__Task description__.
Copy out every line in the entries below that includes "людини".

__Available data__.
══════════
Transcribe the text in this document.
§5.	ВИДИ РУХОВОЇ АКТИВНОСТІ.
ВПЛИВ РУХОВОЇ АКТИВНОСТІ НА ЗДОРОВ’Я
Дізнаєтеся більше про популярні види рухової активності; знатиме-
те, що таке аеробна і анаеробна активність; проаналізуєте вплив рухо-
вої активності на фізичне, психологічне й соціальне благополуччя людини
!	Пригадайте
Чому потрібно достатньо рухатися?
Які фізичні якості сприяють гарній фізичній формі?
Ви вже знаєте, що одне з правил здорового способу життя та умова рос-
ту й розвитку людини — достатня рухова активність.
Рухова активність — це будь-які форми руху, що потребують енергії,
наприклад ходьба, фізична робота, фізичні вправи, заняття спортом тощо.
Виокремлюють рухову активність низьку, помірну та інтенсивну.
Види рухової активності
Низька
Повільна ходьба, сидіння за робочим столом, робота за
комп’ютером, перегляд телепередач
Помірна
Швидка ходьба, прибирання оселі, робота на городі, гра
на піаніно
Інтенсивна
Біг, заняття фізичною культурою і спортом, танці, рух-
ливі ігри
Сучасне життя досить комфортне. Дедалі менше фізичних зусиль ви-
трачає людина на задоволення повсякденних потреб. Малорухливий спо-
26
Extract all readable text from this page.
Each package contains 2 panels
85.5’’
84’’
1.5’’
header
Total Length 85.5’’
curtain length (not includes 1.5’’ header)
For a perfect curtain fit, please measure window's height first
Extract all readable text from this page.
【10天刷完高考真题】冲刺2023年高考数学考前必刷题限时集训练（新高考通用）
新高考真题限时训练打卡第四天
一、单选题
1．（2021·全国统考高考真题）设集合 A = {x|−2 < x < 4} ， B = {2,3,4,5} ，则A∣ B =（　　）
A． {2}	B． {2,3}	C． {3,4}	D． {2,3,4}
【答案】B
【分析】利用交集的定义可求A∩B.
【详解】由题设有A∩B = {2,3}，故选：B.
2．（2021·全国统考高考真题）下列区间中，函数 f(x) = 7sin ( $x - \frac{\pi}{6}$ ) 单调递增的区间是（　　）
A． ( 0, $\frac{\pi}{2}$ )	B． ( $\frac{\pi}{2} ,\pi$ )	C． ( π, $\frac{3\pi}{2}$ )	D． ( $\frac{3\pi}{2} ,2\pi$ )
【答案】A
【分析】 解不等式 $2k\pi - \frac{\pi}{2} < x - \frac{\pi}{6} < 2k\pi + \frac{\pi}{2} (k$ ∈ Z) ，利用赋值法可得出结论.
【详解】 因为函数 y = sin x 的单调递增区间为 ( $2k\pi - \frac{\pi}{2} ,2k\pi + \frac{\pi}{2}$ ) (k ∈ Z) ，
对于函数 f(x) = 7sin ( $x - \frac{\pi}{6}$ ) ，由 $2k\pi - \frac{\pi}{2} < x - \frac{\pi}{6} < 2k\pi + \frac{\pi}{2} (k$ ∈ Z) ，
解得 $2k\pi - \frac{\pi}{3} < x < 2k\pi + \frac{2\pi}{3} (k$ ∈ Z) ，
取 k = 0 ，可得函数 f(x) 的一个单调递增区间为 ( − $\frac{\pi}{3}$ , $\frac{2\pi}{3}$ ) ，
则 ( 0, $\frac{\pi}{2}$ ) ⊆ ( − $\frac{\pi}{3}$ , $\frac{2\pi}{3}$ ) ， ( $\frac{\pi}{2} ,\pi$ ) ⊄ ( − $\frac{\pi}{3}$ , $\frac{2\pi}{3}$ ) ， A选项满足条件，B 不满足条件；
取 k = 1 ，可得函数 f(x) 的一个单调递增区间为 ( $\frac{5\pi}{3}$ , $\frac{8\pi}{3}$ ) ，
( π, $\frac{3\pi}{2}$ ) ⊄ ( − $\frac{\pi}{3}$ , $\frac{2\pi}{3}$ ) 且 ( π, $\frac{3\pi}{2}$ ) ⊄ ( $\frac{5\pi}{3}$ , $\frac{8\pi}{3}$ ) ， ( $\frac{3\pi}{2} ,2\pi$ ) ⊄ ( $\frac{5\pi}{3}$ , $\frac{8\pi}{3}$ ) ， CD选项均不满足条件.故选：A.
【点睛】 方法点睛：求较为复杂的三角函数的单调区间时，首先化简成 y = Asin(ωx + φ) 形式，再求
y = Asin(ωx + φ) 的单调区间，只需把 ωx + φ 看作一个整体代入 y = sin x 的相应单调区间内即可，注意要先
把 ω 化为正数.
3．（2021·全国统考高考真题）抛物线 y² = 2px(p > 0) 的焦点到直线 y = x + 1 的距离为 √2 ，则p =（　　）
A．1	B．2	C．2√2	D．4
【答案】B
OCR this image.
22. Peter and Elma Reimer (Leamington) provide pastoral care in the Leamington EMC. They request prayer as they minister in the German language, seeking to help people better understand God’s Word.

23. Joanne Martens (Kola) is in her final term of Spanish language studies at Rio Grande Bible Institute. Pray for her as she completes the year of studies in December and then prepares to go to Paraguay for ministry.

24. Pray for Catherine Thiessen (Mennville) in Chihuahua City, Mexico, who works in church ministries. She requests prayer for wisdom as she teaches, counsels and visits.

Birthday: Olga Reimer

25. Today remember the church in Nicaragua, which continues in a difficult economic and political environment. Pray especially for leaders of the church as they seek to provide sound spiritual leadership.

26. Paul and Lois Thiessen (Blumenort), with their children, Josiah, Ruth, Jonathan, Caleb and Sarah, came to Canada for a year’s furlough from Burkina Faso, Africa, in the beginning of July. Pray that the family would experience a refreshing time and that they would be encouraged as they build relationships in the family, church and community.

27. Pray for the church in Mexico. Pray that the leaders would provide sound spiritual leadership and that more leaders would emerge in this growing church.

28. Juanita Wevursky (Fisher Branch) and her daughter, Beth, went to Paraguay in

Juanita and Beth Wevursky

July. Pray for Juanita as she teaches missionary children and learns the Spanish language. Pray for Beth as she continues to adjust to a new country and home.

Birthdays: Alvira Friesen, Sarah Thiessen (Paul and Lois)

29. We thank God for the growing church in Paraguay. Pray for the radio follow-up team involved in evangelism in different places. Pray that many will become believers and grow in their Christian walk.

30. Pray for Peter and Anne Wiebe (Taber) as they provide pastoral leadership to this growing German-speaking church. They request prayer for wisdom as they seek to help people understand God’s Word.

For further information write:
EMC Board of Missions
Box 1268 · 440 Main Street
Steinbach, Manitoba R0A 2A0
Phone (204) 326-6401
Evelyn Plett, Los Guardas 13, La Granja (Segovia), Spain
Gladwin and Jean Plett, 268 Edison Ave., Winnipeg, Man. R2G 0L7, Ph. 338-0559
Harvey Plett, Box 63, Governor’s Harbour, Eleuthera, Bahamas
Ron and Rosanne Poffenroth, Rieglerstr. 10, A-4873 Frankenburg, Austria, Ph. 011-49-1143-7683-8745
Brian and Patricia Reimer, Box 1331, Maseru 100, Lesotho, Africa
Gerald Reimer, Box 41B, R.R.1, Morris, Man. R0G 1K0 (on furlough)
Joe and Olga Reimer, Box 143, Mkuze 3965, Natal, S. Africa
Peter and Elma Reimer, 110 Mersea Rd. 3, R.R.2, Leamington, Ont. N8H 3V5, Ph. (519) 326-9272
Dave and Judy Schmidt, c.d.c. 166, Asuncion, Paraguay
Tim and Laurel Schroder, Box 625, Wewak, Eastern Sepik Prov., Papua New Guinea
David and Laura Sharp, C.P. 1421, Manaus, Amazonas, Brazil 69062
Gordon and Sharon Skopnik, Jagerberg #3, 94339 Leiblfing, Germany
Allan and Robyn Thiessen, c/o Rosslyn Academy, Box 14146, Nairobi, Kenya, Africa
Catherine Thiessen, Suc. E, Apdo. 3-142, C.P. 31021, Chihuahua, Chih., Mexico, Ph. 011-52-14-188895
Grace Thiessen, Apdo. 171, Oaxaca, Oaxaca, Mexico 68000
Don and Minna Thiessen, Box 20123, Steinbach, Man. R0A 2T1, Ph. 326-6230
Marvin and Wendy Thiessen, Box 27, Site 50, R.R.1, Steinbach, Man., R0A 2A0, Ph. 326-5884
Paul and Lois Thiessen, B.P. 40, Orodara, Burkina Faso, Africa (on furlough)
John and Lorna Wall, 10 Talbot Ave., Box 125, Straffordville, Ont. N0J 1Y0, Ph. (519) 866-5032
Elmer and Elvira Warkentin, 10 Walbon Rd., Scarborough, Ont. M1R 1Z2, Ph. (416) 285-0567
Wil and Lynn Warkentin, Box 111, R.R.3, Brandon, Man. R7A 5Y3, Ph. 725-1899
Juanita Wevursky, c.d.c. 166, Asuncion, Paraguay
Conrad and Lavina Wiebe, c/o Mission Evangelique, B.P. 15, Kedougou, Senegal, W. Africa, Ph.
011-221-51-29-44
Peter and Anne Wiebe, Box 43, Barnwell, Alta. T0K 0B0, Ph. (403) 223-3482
══════════
__The completed task__.
вої активності на фізичне, психологічне й соціальне благополуччя людини
ту й розвитку людини — достатня рухова активність.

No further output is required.